Return the records, each one exactly as written.
----------
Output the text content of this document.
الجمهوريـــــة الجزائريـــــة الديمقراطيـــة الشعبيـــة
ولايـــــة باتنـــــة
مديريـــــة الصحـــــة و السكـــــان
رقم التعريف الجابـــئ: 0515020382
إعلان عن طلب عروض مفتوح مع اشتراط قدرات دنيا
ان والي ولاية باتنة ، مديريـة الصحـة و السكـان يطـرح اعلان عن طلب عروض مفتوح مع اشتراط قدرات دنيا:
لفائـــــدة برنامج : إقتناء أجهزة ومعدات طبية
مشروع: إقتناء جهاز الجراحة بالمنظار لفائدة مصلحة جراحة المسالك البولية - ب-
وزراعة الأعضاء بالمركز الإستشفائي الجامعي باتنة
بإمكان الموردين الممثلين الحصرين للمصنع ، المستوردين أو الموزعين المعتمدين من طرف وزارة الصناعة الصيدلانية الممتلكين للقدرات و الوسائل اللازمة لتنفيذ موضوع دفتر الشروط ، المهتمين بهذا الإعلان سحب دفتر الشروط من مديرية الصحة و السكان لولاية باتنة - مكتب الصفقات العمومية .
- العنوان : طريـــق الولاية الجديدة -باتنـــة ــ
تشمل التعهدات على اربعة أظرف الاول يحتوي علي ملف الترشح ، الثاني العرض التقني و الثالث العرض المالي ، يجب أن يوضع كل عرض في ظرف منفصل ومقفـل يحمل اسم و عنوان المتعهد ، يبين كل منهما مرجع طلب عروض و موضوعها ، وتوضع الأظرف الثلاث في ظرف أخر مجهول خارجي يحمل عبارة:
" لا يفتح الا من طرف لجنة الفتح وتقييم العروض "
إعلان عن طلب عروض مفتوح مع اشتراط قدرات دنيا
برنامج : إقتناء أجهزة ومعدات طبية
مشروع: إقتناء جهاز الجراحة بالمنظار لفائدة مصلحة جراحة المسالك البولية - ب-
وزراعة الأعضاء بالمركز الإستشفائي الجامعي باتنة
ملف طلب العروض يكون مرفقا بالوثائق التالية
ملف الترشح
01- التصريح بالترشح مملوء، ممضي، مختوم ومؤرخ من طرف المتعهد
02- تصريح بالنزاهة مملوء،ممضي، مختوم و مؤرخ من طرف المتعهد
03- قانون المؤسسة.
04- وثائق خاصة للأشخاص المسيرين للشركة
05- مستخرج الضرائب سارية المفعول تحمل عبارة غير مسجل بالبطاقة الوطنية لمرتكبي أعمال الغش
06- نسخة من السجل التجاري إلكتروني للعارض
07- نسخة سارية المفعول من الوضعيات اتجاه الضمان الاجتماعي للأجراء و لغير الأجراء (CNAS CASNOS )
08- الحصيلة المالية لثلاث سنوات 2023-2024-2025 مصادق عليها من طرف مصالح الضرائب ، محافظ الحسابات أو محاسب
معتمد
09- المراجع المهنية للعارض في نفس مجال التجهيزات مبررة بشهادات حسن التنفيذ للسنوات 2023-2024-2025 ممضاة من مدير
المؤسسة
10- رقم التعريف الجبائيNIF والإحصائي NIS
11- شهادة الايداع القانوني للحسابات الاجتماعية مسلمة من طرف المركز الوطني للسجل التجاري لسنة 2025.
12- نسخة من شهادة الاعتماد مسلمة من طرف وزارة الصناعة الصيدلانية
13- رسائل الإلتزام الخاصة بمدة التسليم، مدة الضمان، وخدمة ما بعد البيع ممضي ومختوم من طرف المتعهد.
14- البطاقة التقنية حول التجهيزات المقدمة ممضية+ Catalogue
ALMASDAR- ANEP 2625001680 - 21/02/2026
----------
__Solution for this exercise__:
Output the text content of this document.
الجمهوريـــــة الجزائريـــــة الديمقراطيـــة الشعبيـــة
ولايـــــة باتنـــــة
مديريـــــة الصحـــــة و السكـــــان
رقم التعريف الجابـــئ: 0515020382
إعلان عن طلب عروض مفتوح مع اشتراط قدرات دنيا
ان والي ولاية باتنة ، مديريـة الصحـة و السكـان يطـرح اعلان عن طلب عروض مفتوح مع اشتراط قدرات دنيا:
لفائـــــدة برنامج : إقتناء أجهزة ومعدات طبية
مشروع: إقتناء جهاز الجراحة بالمنظار لفائدة مصلحة جراحة المسالك البولية - ب-
وزراعة الأعضاء بالمركز الإستشفائي الجامعي باتنة
بإمكان الموردين الممثلين الحصرين للمصنع ، المستوردين أو الموزعين المعتمدين من طرف وزارة الصناعة الصيدلانية الممتلكين للقدرات و الوسائل اللازمة لتنفيذ موضوع دفتر الشروط ، المهتمين بهذا الإعلان سحب دفتر الشروط من مديرية الصحة و السكان لولاية باتنة - مكتب الصفقات العمومية .
- العنوان : طريـــق الولاية الجديدة -باتنـــة ــ
تشمل التعهدات على اربعة أظرف الاول يحتوي علي ملف الترشح ، الثاني العرض التقني و الثالث العرض المالي ، يجب أن يوضع كل عرض في ظرف منفصل ومقفـل يحمل اسم و عنوان المتعهد ، يبين كل منهما مرجع طلب عروض و موضوعها ، وتوضع الأظرف الثلاث في ظرف أخر مجهول خارجي يحمل عبارة:
" لا يفتح الا من طرف لجنة الفتح وتقييم العروض "
إعلان عن طلب عروض مفتوح مع اشتراط قدرات دنيا
برنامج : إقتناء أجهزة ومعدات طبية
مشروع: إقتناء جهاز الجراحة بالمنظار لفائدة مصلحة جراحة المسالك البولية - ب-
وزراعة الأعضاء بالمركز الإستشفائي الجامعي باتنة
ملف طلب العروض يكون مرفقا بالوثائق التالية
ملف الترشح
01- التصريح بالترشح مملوء، ممضي، مختوم ومؤرخ من طرف المتعهد
02- تصريح بالنزاهة مملوء،ممضي، مختوم و مؤرخ من طرف المتعهد
03- قانون المؤسسة.
04- وثائق خاصة للأشخاص المسيرين للشركة
05- مستخرج الضرائب سارية المفعول تحمل عبارة غير مسجل بالبطاقة الوطنية لمرتكبي أعمال الغش
06- نسخة من السجل التجاري إلكتروني للعارض
07- نسخة سارية المفعول من الوضعيات اتجاه الضمان الاجتماعي للأجراء و لغير الأجراء (CNAS CASNOS )
08- الحصيلة المالية لثلاث سنوات 2023-2024-2025 مصادق عليها من طرف مصالح الضرائب ، محافظ الحسابات أو محاسب
معتمد
09- المراجع المهنية للعارض في نفس مجال التجهيزات مبررة بشهادات حسن التنفيذ للسنوات 2023-2024-2025 ممضاة من مدير
المؤسسة
10- رقم التعريف الجبائيNIF والإحصائي NIS
11- شهادة الايداع القانوني للحسابات الاجتماعية مسلمة من طرف المركز الوطني للسجل التجاري لسنة 2025.
12- نسخة من شهادة الاعتماد مسلمة من طرف وزارة الصناعة الصيدلانية
13- رسائل الإلتزام الخاصة بمدة التسليم، مدة الضمان، وخدمة ما بعد البيع ممضي ومختوم من طرف المتعهد.
14- البطاقة التقنية حول التجهيزات المقدمة ممضية+ Catalogue
ALMASDAR- ANEP 2625001680 - 21/02/2026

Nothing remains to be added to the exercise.